Dataset items:

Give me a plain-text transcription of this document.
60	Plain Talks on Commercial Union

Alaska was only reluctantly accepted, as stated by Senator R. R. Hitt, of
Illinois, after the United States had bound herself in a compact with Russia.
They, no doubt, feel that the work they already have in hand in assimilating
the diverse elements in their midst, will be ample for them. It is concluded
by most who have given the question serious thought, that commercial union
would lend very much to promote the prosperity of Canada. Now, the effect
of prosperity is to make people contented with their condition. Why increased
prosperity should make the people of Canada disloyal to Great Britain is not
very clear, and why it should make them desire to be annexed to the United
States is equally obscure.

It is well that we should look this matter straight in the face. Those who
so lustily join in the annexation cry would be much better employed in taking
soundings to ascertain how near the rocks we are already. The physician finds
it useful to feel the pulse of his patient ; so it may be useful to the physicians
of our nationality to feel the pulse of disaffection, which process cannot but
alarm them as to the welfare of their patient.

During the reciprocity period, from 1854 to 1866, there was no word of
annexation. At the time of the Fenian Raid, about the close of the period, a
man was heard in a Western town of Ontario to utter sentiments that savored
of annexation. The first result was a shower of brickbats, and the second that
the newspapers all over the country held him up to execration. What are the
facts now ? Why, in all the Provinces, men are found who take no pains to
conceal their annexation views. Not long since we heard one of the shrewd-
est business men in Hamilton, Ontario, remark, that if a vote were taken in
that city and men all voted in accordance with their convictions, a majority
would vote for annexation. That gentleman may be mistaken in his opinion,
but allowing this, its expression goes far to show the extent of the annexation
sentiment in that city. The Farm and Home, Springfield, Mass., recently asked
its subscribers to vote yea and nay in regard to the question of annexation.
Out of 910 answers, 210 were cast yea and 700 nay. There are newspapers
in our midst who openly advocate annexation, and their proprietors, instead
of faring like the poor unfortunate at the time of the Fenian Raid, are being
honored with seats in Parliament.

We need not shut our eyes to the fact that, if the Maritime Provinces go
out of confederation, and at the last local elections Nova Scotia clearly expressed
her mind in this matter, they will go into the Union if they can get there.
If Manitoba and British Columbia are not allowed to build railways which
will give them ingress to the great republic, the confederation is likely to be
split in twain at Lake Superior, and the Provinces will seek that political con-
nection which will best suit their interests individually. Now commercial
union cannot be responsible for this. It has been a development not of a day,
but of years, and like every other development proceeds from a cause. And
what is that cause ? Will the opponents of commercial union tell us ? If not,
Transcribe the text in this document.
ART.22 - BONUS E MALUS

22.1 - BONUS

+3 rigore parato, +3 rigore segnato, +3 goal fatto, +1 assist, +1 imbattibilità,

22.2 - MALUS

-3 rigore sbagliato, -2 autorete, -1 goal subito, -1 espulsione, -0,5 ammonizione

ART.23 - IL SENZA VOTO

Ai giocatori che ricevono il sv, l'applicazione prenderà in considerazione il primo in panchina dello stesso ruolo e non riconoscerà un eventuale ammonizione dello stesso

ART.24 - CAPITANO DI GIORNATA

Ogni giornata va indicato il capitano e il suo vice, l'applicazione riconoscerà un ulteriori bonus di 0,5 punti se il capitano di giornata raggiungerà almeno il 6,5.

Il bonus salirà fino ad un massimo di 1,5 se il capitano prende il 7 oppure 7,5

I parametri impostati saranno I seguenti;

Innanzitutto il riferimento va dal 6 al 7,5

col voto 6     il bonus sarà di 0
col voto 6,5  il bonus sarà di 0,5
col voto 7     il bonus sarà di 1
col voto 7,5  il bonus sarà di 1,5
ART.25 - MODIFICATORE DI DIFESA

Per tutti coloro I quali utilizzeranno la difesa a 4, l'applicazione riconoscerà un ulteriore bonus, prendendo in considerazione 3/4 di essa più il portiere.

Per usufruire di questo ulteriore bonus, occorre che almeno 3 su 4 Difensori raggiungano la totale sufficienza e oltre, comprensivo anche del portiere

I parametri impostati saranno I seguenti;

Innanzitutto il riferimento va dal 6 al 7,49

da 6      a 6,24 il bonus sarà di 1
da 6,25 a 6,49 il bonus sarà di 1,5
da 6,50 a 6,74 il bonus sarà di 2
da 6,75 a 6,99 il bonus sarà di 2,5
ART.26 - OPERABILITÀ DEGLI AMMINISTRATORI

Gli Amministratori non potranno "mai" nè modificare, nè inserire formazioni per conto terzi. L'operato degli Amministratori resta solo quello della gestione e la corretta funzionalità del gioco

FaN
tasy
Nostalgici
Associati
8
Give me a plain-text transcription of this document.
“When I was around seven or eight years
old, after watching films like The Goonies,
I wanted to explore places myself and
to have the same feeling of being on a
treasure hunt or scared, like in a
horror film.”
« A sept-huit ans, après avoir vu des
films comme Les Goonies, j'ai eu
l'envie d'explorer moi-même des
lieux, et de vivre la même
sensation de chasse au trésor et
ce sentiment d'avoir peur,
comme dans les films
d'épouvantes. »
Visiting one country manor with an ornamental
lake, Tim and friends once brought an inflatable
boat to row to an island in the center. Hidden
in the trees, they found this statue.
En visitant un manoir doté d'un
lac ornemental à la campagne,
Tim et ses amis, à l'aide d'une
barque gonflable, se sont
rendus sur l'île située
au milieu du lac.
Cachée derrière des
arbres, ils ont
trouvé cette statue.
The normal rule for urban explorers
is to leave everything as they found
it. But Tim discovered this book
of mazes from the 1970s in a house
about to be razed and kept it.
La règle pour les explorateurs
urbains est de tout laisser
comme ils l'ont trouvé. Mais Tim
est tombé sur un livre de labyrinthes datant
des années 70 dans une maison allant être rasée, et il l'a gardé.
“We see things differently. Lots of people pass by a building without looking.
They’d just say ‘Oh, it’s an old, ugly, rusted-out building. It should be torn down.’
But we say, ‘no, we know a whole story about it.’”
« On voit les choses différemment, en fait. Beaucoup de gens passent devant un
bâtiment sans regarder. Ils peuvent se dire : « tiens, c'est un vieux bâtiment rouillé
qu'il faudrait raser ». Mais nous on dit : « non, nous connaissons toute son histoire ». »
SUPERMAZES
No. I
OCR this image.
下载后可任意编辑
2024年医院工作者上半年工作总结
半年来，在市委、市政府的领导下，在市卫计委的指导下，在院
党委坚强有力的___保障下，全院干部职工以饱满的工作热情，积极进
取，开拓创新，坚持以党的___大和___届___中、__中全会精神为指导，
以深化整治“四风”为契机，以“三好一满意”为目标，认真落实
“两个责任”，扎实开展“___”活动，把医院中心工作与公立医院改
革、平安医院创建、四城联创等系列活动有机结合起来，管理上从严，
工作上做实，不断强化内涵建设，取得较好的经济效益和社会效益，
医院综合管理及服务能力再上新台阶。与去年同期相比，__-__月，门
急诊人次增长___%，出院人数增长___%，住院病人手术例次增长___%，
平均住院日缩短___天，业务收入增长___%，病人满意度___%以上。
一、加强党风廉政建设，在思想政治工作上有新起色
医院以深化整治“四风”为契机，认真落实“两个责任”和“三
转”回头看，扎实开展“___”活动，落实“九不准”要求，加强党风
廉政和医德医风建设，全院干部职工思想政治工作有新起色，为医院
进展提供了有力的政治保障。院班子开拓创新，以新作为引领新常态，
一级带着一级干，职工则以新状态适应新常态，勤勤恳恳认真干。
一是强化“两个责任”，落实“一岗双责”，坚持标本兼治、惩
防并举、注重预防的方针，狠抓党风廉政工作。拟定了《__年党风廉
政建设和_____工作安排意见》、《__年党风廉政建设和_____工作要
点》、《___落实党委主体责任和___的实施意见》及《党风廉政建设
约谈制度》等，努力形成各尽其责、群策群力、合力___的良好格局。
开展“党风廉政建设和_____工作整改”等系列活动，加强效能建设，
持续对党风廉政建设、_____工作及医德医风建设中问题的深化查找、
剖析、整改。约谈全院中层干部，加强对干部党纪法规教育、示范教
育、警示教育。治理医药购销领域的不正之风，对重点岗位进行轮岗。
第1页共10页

▸ **YOUR TASK**
Where a line above contains the string "rigore", copy that line.

▸ **TASK OUTPUT**
+3 rigore parato, +3 rigore segnato, +3 goal fatto, +1 assist, +1 imbattibilità,
-3 rigore sbagliato, -2 autorete, -1 goal subito, -1 espulsione, -0,5 ammonizione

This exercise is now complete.